Goal: Count lines, not occurrences: report how many lines in the records hold the string "Unknown", and nothing else.

Data provided:
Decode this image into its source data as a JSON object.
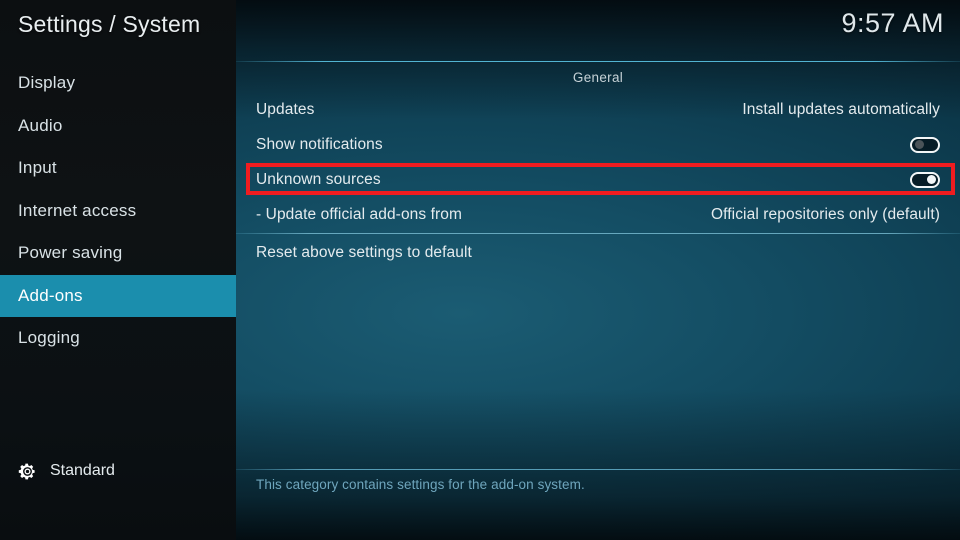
{
  "header": {
    "title": "Settings / System",
    "clock": "9:57 AM"
  },
  "sidebar": {
    "items": [
      {
        "label": "Display",
        "selected": false
      },
      {
        "label": "Audio",
        "selected": false
      },
      {
        "label": "Input",
        "selected": false
      },
      {
        "label": "Internet access",
        "selected": false
      },
      {
        "label": "Power saving",
        "selected": false
      },
      {
        "label": "Add-ons",
        "selected": true
      },
      {
        "label": "Logging",
        "selected": false
      }
    ],
    "level": {
      "icon": "gear-icon",
      "label": "Standard"
    }
  },
  "main": {
    "group_header": "General",
    "rows": [
      {
        "label": "Updates",
        "value": "Install updates automatically",
        "control": "text"
      },
      {
        "label": "Show notifications",
        "value": "",
        "control": "toggle",
        "toggle_state": "off"
      },
      {
        "label": "Unknown sources",
        "value": "",
        "control": "toggle",
        "toggle_state": "on",
        "highlighted": true
      },
      {
        "label": "- Update official add-ons from",
        "value": "Official repositories only (default)",
        "control": "text"
      },
      {
        "label": "Reset above settings to default",
        "value": "",
        "control": "none"
      }
    ],
    "footer_description": "This category contains settings for the add-on system."
  },
  "annotation": {
    "target": "Unknown sources",
    "color": "#f01c20"
  },
  "colors": {
    "accent": "#1b8ead",
    "panel_bg": "#134c62",
    "sidebar_bg": "#0e1214",
    "text": "#e4ebee",
    "muted_text": "#6fa6bd",
    "annotation_red": "#f01c20"
  }
}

Output for this task: 2